The exercise |
Take each line containing the word "موجود" and copy it.

Entries provided |
__________

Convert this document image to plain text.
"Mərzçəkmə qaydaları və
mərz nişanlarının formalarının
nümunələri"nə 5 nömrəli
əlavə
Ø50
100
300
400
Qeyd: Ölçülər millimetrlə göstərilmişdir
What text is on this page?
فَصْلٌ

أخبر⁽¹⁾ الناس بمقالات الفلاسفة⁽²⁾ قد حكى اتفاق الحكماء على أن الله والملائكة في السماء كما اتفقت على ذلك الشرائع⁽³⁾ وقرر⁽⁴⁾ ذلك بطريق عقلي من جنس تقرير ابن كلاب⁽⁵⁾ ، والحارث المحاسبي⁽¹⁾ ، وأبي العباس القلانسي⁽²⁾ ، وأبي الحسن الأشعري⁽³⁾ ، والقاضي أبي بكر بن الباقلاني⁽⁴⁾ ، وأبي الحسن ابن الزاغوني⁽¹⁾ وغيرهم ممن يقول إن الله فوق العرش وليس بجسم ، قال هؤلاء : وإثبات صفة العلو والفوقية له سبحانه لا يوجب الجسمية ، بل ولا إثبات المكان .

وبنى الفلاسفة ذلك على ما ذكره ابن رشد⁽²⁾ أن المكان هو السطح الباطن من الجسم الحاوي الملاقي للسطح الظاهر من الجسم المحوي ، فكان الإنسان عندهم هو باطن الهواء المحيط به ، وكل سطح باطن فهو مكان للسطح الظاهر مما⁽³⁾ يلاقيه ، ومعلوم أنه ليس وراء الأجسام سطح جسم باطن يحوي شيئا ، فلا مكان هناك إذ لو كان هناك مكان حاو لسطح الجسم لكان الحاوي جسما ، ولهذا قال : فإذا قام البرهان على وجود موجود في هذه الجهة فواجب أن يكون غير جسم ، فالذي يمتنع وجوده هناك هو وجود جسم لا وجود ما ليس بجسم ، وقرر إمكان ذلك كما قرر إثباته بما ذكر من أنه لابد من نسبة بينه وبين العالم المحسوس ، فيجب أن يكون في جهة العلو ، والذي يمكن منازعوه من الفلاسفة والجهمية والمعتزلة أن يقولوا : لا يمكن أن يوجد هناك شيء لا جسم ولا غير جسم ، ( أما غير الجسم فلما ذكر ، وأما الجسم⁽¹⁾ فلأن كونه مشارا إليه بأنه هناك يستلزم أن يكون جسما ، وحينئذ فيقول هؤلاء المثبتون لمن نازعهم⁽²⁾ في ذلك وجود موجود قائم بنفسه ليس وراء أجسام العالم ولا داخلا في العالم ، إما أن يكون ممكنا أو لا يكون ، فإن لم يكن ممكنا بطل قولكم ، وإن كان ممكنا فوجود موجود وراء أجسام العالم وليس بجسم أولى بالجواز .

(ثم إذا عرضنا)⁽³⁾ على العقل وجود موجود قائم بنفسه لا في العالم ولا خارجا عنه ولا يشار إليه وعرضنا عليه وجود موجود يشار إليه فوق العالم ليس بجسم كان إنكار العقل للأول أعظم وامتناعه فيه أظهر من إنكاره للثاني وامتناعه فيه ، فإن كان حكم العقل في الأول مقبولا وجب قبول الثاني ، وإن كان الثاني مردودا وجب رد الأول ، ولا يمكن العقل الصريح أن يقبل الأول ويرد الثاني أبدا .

__________

Output of the task |
وبنى الفلاسفة ذلك على ما ذكره ابن رشد⁽²⁾ أن المكان هو السطح الباطن من الجسم الحاوي الملاقي للسطح الظاهر من الجسم المحوي ، فكان الإنسان عندهم هو باطن الهواء المحيط به ، وكل سطح باطن فهو مكان للسطح الظاهر مما⁽³⁾ يلاقيه ، ومعلوم أنه ليس وراء الأجسام سطح جسم باطن يحوي شيئا ، فلا مكان هناك إذ لو كان هناك مكان حاو لسطح الجسم لكان الحاوي جسما ، ولهذا قال : فإذا قام البرهان على وجود موجود في هذه الجهة فواجب أن يكون غير جسم ، فالذي يمتنع وجوده هناك هو وجود جسم لا وجود ما ليس بجسم ، وقرر إمكان ذلك كما قرر إثباته بما ذكر من أنه لابد من نسبة بينه وبين العالم المحسوس ، فيجب أن يكون في جهة العلو ، والذي يمكن منازعوه من الفلاسفة والجهمية والمعتزلة أن يقولوا : لا يمكن أن يوجد هناك شيء لا جسم ولا غير جسم ، ( أما غير الجسم فلما ذكر ، وأما الجسم⁽¹⁾ فلأن كونه مشارا إليه بأنه هناك يستلزم أن يكون جسما ، وحينئذ فيقول هؤلاء المثبتون لمن نازعهم⁽²⁾ في ذلك وجود موجود قائم بنفسه ليس وراء أجسام العالم ولا داخلا في العالم ، إما أن يكون ممكنا أو لا يكون ، فإن لم يكن ممكنا بطل قولكم ، وإن كان ممكنا فوجود موجود وراء أجسام العالم وليس بجسم أولى بالجواز .
(ثم إذا عرضنا)⁽³⁾ على العقل وجود موجود قائم بنفسه لا في العالم ولا خارجا عنه ولا يشار إليه وعرضنا عليه وجود موجود يشار إليه فوق العالم ليس بجسم كان إنكار العقل للأول أعظم وامتناعه فيه أظهر من إنكاره للثاني وامتناعه فيه ، فإن كان حكم العقل في الأول مقبولا وجب قبول الثاني ، وإن كان الثاني مردودا وجب رد الأول ، ولا يمكن العقل الصريح أن يقبل الأول ويرد الثاني أبدا .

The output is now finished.